====== DATA PROVIDED

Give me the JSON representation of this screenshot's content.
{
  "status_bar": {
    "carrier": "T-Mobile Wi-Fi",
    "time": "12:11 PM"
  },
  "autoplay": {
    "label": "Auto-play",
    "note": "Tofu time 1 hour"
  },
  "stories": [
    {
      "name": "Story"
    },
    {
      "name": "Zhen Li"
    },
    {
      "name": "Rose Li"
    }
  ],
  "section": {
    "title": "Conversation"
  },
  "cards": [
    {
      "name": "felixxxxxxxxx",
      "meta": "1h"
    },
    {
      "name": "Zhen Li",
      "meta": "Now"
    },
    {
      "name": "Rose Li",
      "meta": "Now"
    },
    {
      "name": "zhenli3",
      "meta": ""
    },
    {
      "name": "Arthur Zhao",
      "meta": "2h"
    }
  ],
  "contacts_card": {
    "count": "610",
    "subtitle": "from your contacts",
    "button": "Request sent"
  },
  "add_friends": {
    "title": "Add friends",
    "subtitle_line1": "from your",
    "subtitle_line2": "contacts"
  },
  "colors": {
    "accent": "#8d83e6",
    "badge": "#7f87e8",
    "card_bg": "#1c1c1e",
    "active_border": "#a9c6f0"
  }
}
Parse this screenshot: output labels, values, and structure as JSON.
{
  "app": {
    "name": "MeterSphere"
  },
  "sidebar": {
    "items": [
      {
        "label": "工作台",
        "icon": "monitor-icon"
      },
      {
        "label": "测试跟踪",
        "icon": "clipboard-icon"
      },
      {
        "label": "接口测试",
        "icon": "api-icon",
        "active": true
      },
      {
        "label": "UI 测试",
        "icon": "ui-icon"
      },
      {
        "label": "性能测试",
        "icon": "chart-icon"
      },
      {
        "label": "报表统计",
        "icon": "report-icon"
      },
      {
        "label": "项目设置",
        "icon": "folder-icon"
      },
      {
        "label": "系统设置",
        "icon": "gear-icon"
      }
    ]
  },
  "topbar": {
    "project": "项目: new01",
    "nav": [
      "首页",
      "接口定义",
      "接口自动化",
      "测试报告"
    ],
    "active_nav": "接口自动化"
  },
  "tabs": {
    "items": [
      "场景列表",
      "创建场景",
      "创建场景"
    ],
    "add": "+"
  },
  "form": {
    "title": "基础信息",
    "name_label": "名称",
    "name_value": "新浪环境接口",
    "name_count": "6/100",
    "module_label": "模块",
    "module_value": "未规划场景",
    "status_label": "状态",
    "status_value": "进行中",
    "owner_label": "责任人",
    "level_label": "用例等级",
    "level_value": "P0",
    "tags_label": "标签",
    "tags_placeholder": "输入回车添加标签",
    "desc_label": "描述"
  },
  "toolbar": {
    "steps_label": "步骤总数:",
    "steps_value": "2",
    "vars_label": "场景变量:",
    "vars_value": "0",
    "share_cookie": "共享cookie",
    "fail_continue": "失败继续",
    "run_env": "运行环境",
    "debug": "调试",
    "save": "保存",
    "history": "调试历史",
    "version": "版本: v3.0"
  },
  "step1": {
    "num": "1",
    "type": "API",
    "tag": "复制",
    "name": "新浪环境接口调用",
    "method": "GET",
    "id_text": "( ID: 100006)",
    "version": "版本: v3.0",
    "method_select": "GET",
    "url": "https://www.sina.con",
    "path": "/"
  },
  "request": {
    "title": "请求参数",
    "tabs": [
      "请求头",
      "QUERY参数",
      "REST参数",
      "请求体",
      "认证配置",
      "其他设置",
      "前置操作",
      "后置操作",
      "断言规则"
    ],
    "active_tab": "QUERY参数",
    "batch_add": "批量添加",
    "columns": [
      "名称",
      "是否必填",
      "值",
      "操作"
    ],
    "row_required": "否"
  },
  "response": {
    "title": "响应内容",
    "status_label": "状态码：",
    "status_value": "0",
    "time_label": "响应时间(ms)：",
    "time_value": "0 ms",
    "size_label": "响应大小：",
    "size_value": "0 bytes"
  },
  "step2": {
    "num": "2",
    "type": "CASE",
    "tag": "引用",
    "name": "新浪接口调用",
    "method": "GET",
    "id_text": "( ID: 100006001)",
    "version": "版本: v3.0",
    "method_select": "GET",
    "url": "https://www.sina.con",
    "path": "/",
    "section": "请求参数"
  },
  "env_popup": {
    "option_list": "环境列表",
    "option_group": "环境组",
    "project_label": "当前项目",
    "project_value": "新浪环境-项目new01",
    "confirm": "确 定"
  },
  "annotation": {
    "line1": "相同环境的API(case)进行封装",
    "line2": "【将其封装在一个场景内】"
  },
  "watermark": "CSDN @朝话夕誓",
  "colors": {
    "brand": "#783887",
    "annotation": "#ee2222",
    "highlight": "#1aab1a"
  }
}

============

EXERCISE INSTRUCTIONS
Your task is to transcribe the listing above in full, exactly as given.

PROBLEM SOLUTION
Give me the JSON representation of this screenshot's content.
{
  "status_bar": {
    "carrier": "T-Mobile Wi-Fi",
    "time": "12:11 PM"
  },
  "autoplay": {
    "label": "Auto-play",
    "note": "Tofu time 1 hour"
  },
  "stories": [
    {
      "name": "Story"
    },
    {
      "name": "Zhen Li"
    },
    {
      "name": "Rose Li"
    }
  ],
  "section": {
    "title": "Conversation"
  },
  "cards": [
    {
      "name": "felixxxxxxxxx",
      "meta": "1h"
    },
    {
      "name": "Zhen Li",
      "meta": "Now"
    },
    {
      "name": "Rose Li",
      "meta": "Now"
    },
    {
      "name": "zhenli3",
      "meta": ""
    },
    {
      "name": "Arthur Zhao",
      "meta": "2h"
    }
  ],
  "contacts_card": {
    "count": "610",
    "subtitle": "from your contacts",
    "button": "Request sent"
  },
  "add_friends": {
    "title": "Add friends",
    "subtitle_line1": "from your",
    "subtitle_line2": "contacts"
  },
  "colors": {
    "accent": "#8d83e6",
    "badge": "#7f87e8",
    "card_bg": "#1c1c1e",
    "active_border": "#a9c6f0"
  }
}
Parse this screenshot: output labels, values, and structure as JSON.
{
  "app": {
    "name": "MeterSphere"
  },
  "sidebar": {
    "items": [
      {
        "label": "工作台",
        "icon": "monitor-icon"
      },
      {
        "label": "测试跟踪",
        "icon": "clipboard-icon"
      },
      {
        "label": "接口测试",
        "icon": "api-icon",
        "active": true
      },
      {
        "label": "UI 测试",
        "icon": "ui-icon"
      },
      {
        "label": "性能测试",
        "icon": "chart-icon"
      },
      {
        "label": "报表统计",
        "icon": "report-icon"
      },
      {
        "label": "项目设置",
        "icon": "folder-icon"
      },
      {
        "label": "系统设置",
        "icon": "gear-icon"
      }
    ]
  },
  "topbar": {
    "project": "项目: new01",
    "nav": [
      "首页",
      "接口定义",
      "接口自动化",
      "测试报告"
    ],
    "active_nav": "接口自动化"
  },
  "tabs": {
    "items": [
      "场景列表",
      "创建场景",
      "创建场景"
    ],
    "add": "+"
  },
  "form": {
    "title": "基础信息",
    "name_label": "名称",
    "name_value": "新浪环境接口",
    "name_count": "6/100",
    "module_label": "模块",
    "module_value": "未规划场景",
    "status_label": "状态",
    "status_value": "进行中",
    "owner_label": "责任人",
    "level_label": "用例等级",
    "level_value": "P0",
    "tags_label": "标签",
    "tags_placeholder": "输入回车添加标签",
    "desc_label": "描述"
  },
  "toolbar": {
    "steps_label": "步骤总数:",
    "steps_value": "2",
    "vars_label": "场景变量:",
    "vars_value": "0",
    "share_cookie": "共享cookie",
    "fail_continue": "失败继续",
    "run_env": "运行环境",
    "debug": "调试",
    "save": "保存",
    "history": "调试历史",
    "version": "版本: v3.0"
  },
  "step1": {
    "num": "1",
    "type": "API",
    "tag": "复制",
    "name": "新浪环境接口调用",
    "method": "GET",
    "id_text": "( ID: 100006)",
    "version": "版本: v3.0",
    "method_select": "GET",
    "url": "https://www.sina.con",
    "path": "/"
  },
  "request": {
    "title": "请求参数",
    "tabs": [
      "请求头",
      "QUERY参数",
      "REST参数",
      "请求体",
      "认证配置",
      "其他设置",
      "前置操作",
      "后置操作",
      "断言规则"
    ],
    "active_tab": "QUERY参数",
    "batch_add": "批量添加",
    "columns": [
      "名称",
      "是否必填",
      "值",
      "操作"
    ],
    "row_required": "否"
  },
  "response": {
    "title": "响应内容",
    "status_label": "状态码：",
    "status_value": "0",
    "time_label": "响应时间(ms)：",
    "time_value": "0 ms",
    "size_label": "响应大小：",
    "size_value": "0 bytes"
  },
  "step2": {
    "num": "2",
    "type": "CASE",
    "tag": "引用",
    "name": "新浪接口调用",
    "method": "GET",
    "id_text": "( ID: 100006001)",
    "version": "版本: v3.0",
    "method_select": "GET",
    "url": "https://www.sina.con",
    "path": "/",
    "section": "请求参数"
  },
  "env_popup": {
    "option_list": "环境列表",
    "option_group": "环境组",
    "project_label": "当前项目",
    "project_value": "新浪环境-项目new01",
    "confirm": "确 定"
  },
  "annotation": {
    "line1": "相同环境的API(case)进行封装",
    "line2": "【将其封装在一个场景内】"
  },
  "watermark": "CSDN @朝话夕誓",
  "colors": {
    "brand": "#783887",
    "annotation": "#ee2222",
    "highlight": "#1aab1a"
  }
}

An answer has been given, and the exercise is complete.